_Given request_. Copy each line below in which the string "Date" occurs.

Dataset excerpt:
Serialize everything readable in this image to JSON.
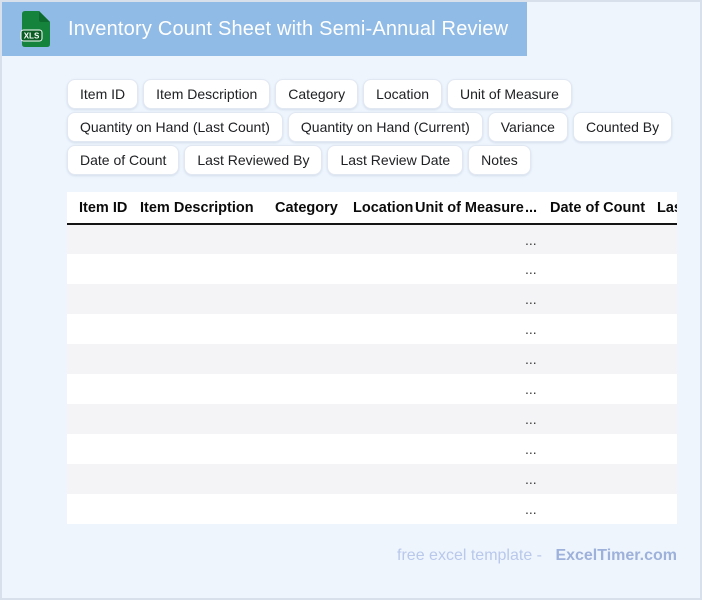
{
  "header": {
    "title": "Inventory Count Sheet with Semi-Annual Review",
    "file_badge": "XLS"
  },
  "chips": {
    "rows": [
      [
        "Item ID",
        "Item Description",
        "Category",
        "Location",
        "Unit of Measure"
      ],
      [
        "Quantity on Hand (Last Count)",
        "Quantity on Hand (Current)",
        "Variance",
        "Counted By"
      ],
      [
        "Date of Count",
        "Last Reviewed By",
        "Last Review Date",
        "Notes"
      ]
    ]
  },
  "table": {
    "headers": [
      "Item ID",
      "Item Description",
      "Category",
      "Location",
      "Unit of Measure",
      "...",
      "Date of Count",
      "Last Reviewed By"
    ],
    "rows": [
      [
        "",
        "",
        "",
        "",
        "",
        "...",
        "",
        ""
      ],
      [
        "",
        "",
        "",
        "",
        "",
        "...",
        "",
        ""
      ],
      [
        "",
        "",
        "",
        "",
        "",
        "...",
        "",
        ""
      ],
      [
        "",
        "",
        "",
        "",
        "",
        "...",
        "",
        ""
      ],
      [
        "",
        "",
        "",
        "",
        "",
        "...",
        "",
        ""
      ],
      [
        "",
        "",
        "",
        "",
        "",
        "...",
        "",
        ""
      ],
      [
        "",
        "",
        "",
        "",
        "",
        "...",
        "",
        ""
      ],
      [
        "",
        "",
        "",
        "",
        "",
        "...",
        "",
        ""
      ],
      [
        "",
        "",
        "",
        "",
        "",
        "...",
        "",
        ""
      ],
      [
        "",
        "",
        "",
        "",
        "",
        "...",
        "",
        ""
      ]
    ]
  },
  "footer": {
    "label": "free excel template -",
    "brand": "ExcelTimer.com"
  },
  "colors": {
    "titlebar_blue": "#90bbe6",
    "page_background": "#eef5fd",
    "page_border": "#d8e0ec",
    "icon_green": "#15833c",
    "icon_band_green": "#0a5c24",
    "row_stripe": "#f4f4f6",
    "footer_label": "#b9c8eb",
    "footer_brand": "#9db1da"
  }
}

_Output of the exercise_.
        "Date of Count",
        "Last Review Date",
      "Date of Count",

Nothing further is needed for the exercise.